[Saved data entries]
########################################

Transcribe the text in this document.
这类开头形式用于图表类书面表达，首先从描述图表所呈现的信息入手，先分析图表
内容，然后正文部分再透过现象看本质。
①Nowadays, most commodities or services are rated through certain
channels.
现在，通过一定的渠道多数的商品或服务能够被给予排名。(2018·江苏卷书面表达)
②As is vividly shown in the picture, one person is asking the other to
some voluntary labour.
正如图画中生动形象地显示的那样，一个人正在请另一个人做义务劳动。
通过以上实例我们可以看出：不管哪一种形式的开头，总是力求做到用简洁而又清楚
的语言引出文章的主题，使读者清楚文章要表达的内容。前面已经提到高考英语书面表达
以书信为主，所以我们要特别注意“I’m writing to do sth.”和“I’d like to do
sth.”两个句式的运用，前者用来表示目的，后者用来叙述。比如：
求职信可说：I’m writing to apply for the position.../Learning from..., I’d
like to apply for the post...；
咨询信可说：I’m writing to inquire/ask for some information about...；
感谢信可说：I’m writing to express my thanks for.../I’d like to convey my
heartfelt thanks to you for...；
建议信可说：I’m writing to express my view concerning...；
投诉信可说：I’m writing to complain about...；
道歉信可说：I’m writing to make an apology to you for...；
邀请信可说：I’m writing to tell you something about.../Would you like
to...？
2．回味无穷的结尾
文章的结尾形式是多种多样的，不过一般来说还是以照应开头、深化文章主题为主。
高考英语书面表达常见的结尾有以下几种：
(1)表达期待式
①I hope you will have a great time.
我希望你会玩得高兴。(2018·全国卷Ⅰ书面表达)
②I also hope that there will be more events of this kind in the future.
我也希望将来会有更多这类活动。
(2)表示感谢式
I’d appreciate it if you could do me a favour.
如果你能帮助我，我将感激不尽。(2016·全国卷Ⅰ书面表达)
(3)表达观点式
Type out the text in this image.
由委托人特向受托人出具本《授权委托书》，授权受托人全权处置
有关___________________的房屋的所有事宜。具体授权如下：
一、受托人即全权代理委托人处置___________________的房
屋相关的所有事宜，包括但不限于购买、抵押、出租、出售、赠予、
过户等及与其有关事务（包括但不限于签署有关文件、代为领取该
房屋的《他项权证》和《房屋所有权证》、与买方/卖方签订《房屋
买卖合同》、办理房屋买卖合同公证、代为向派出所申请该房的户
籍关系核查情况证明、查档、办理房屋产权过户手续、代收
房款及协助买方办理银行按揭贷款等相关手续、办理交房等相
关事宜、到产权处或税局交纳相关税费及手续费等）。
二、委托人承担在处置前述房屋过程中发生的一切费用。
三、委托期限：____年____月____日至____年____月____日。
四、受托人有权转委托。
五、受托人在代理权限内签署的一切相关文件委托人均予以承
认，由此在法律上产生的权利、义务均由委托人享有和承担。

########################################

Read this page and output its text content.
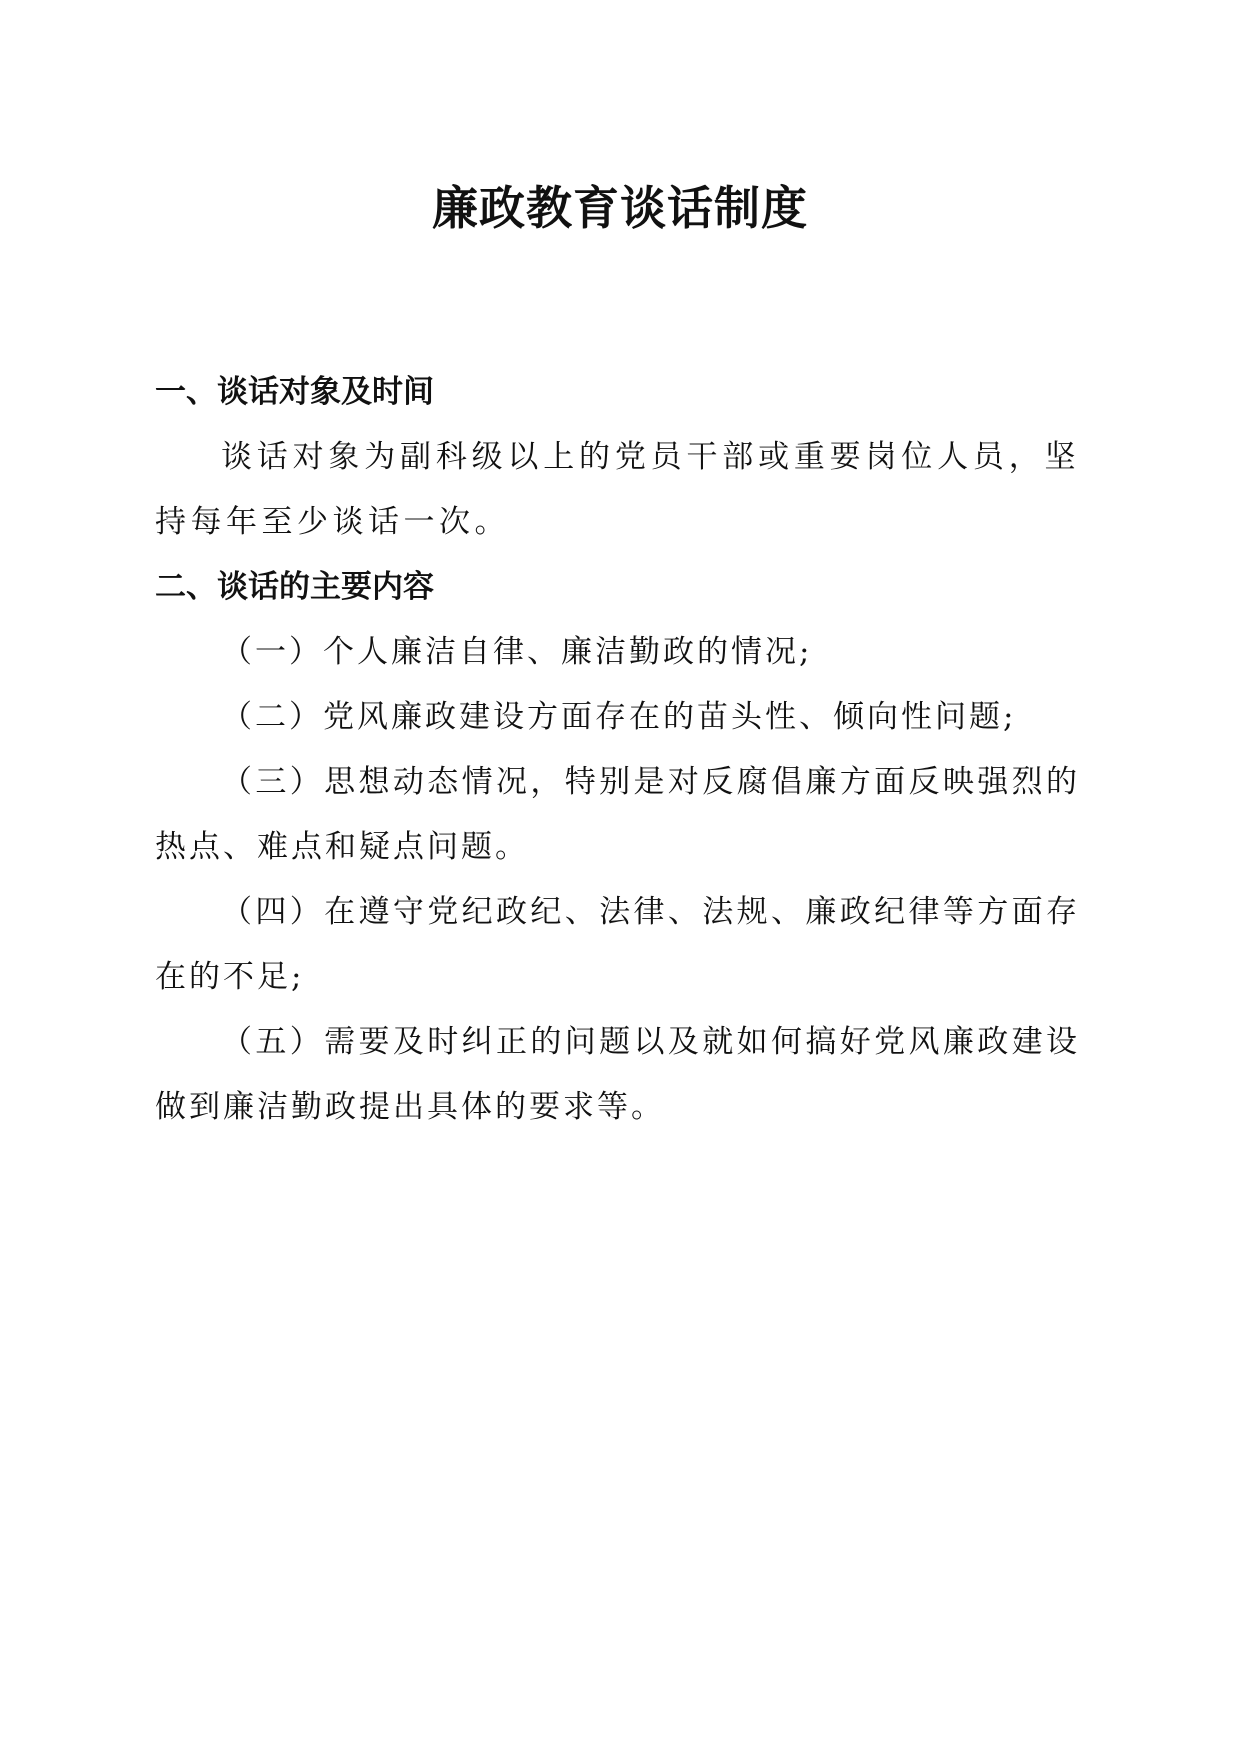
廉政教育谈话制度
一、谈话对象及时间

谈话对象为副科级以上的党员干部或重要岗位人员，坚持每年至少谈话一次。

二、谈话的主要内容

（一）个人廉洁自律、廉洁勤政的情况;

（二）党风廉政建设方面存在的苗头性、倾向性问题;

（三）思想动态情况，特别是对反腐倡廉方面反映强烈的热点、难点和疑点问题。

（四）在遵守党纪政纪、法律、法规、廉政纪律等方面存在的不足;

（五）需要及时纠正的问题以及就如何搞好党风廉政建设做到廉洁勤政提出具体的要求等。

########################################

**Problem details**:
From the data, collect all lines where the string "text" appears.

**Task answer**:
Transcribe the text in this document.
Type out the text in this image.
Read this page and output its text content.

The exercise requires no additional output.